═══ Listed records ═══

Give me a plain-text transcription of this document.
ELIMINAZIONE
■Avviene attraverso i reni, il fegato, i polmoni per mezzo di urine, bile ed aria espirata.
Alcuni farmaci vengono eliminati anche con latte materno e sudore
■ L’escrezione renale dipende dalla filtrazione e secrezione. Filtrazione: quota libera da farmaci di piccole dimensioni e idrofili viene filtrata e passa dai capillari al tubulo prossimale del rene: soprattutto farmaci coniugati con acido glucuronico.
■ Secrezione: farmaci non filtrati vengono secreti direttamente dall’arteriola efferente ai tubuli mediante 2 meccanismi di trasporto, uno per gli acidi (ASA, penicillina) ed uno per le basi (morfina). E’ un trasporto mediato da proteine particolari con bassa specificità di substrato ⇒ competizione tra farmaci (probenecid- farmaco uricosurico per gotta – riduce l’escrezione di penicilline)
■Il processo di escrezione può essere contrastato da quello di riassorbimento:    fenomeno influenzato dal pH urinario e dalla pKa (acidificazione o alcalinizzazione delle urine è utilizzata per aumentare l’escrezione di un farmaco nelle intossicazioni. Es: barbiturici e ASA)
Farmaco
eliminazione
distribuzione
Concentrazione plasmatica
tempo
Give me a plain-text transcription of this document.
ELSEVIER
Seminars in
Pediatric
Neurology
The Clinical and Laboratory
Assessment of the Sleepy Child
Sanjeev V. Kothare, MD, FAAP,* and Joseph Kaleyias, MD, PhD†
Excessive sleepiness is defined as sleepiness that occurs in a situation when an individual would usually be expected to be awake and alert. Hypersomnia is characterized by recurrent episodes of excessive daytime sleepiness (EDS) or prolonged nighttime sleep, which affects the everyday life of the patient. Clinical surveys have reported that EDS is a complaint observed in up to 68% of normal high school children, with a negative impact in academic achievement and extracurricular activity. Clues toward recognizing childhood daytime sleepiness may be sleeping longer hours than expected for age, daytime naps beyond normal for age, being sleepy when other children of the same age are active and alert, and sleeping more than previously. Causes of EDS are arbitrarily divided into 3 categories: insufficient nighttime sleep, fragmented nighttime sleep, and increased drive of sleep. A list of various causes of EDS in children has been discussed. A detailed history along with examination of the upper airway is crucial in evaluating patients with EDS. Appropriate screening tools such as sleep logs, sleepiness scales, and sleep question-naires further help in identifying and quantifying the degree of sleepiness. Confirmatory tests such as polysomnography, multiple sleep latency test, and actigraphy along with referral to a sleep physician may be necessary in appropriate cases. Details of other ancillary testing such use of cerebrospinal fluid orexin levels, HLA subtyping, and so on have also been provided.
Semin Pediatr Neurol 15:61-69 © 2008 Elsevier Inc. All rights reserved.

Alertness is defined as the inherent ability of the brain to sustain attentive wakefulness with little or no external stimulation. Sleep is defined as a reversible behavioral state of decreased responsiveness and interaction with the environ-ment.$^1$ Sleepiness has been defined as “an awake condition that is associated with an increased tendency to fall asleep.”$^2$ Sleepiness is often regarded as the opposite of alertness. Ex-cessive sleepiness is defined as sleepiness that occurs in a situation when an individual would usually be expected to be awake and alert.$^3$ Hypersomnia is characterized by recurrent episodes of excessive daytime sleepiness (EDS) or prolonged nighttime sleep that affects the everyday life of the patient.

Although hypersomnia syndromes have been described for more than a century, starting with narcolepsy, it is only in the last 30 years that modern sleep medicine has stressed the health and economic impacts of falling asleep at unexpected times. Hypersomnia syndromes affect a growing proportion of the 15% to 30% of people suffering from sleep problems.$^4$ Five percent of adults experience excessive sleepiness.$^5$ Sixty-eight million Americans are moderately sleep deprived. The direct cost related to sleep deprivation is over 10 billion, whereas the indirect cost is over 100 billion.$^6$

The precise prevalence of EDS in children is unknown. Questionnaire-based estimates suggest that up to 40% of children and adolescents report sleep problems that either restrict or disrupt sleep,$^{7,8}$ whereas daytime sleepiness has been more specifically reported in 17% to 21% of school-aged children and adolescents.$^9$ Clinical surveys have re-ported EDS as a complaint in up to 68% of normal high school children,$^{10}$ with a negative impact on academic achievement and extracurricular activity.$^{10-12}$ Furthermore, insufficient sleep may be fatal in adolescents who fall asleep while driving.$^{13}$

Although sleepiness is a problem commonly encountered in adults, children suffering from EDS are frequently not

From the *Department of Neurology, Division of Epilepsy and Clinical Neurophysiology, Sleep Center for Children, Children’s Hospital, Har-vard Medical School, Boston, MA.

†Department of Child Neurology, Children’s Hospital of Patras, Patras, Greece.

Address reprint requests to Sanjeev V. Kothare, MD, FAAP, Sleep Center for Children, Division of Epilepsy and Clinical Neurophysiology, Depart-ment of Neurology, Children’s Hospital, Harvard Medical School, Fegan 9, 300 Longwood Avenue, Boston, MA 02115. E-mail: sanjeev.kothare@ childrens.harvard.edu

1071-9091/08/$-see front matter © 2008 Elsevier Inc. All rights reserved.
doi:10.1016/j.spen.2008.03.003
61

═══

*Task to complete:* The full data, repeated exactly, is the only acceptable output.

*Answer section:*
Give me a plain-text transcription of this document.
ELIMINAZIONE
■Avviene attraverso i reni, il fegato, i polmoni per mezzo di urine, bile ed aria espirata.
Alcuni farmaci vengono eliminati anche con latte materno e sudore
■ L’escrezione renale dipende dalla filtrazione e secrezione. Filtrazione: quota libera da farmaci di piccole dimensioni e idrofili viene filtrata e passa dai capillari al tubulo prossimale del rene: soprattutto farmaci coniugati con acido glucuronico.
■ Secrezione: farmaci non filtrati vengono secreti direttamente dall’arteriola efferente ai tubuli mediante 2 meccanismi di trasporto, uno per gli acidi (ASA, penicillina) ed uno per le basi (morfina). E’ un trasporto mediato da proteine particolari con bassa specificità di substrato ⇒ competizione tra farmaci (probenecid- farmaco uricosurico per gotta – riduce l’escrezione di penicilline)
■Il processo di escrezione può essere contrastato da quello di riassorbimento:    fenomeno influenzato dal pH urinario e dalla pKa (acidificazione o alcalinizzazione delle urine è utilizzata per aumentare l’escrezione di un farmaco nelle intossicazioni. Es: barbiturici e ASA)
Farmaco
eliminazione
distribuzione
Concentrazione plasmatica
tempo
Give me a plain-text transcription of this document.
ELSEVIER
Seminars in
Pediatric
Neurology
The Clinical and Laboratory
Assessment of the Sleepy Child
Sanjeev V. Kothare, MD, FAAP,* and Joseph Kaleyias, MD, PhD†
Excessive sleepiness is defined as sleepiness that occurs in a situation when an individual would usually be expected to be awake and alert. Hypersomnia is characterized by recurrent episodes of excessive daytime sleepiness (EDS) or prolonged nighttime sleep, which affects the everyday life of the patient. Clinical surveys have reported that EDS is a complaint observed in up to 68% of normal high school children, with a negative impact in academic achievement and extracurricular activity. Clues toward recognizing childhood daytime sleepiness may be sleeping longer hours than expected for age, daytime naps beyond normal for age, being sleepy when other children of the same age are active and alert, and sleeping more than previously. Causes of EDS are arbitrarily divided into 3 categories: insufficient nighttime sleep, fragmented nighttime sleep, and increased drive of sleep. A list of various causes of EDS in children has been discussed. A detailed history along with examination of the upper airway is crucial in evaluating patients with EDS. Appropriate screening tools such as sleep logs, sleepiness scales, and sleep question-naires further help in identifying and quantifying the degree of sleepiness. Confirmatory tests such as polysomnography, multiple sleep latency test, and actigraphy along with referral to a sleep physician may be necessary in appropriate cases. Details of other ancillary testing such use of cerebrospinal fluid orexin levels, HLA subtyping, and so on have also been provided.
Semin Pediatr Neurol 15:61-69 © 2008 Elsevier Inc. All rights reserved.

Alertness is defined as the inherent ability of the brain to sustain attentive wakefulness with little or no external stimulation. Sleep is defined as a reversible behavioral state of decreased responsiveness and interaction with the environ-ment.$^1$ Sleepiness has been defined as “an awake condition that is associated with an increased tendency to fall asleep.”$^2$ Sleepiness is often regarded as the opposite of alertness. Ex-cessive sleepiness is defined as sleepiness that occurs in a situation when an individual would usually be expected to be awake and alert.$^3$ Hypersomnia is characterized by recurrent episodes of excessive daytime sleepiness (EDS) or prolonged nighttime sleep that affects the everyday life of the patient.

Although hypersomnia syndromes have been described for more than a century, starting with narcolepsy, it is only in the last 30 years that modern sleep medicine has stressed the health and economic impacts of falling asleep at unexpected times. Hypersomnia syndromes affect a growing proportion of the 15% to 30% of people suffering from sleep problems.$^4$ Five percent of adults experience excessive sleepiness.$^5$ Sixty-eight million Americans are moderately sleep deprived. The direct cost related to sleep deprivation is over 10 billion, whereas the indirect cost is over 100 billion.$^6$

The precise prevalence of EDS in children is unknown. Questionnaire-based estimates suggest that up to 40% of children and adolescents report sleep problems that either restrict or disrupt sleep,$^{7,8}$ whereas daytime sleepiness has been more specifically reported in 17% to 21% of school-aged children and adolescents.$^9$ Clinical surveys have re-ported EDS as a complaint in up to 68% of normal high school children,$^{10}$ with a negative impact on academic achievement and extracurricular activity.$^{10-12}$ Furthermore, insufficient sleep may be fatal in adolescents who fall asleep while driving.$^{13}$

Although sleepiness is a problem commonly encountered in adults, children suffering from EDS are frequently not

From the *Department of Neurology, Division of Epilepsy and Clinical Neurophysiology, Sleep Center for Children, Children’s Hospital, Har-vard Medical School, Boston, MA.

†Department of Child Neurology, Children’s Hospital of Patras, Patras, Greece.

Address reprint requests to Sanjeev V. Kothare, MD, FAAP, Sleep Center for Children, Division of Epilepsy and Clinical Neurophysiology, Depart-ment of Neurology, Children’s Hospital, Harvard Medical School, Fegan 9, 300 Longwood Avenue, Boston, MA 02115. E-mail: sanjeev.kothare@ childrens.harvard.edu

1071-9091/08/$-see front matter © 2008 Elsevier Inc. All rights reserved.
doi:10.1016/j.spen.2008.03.003
61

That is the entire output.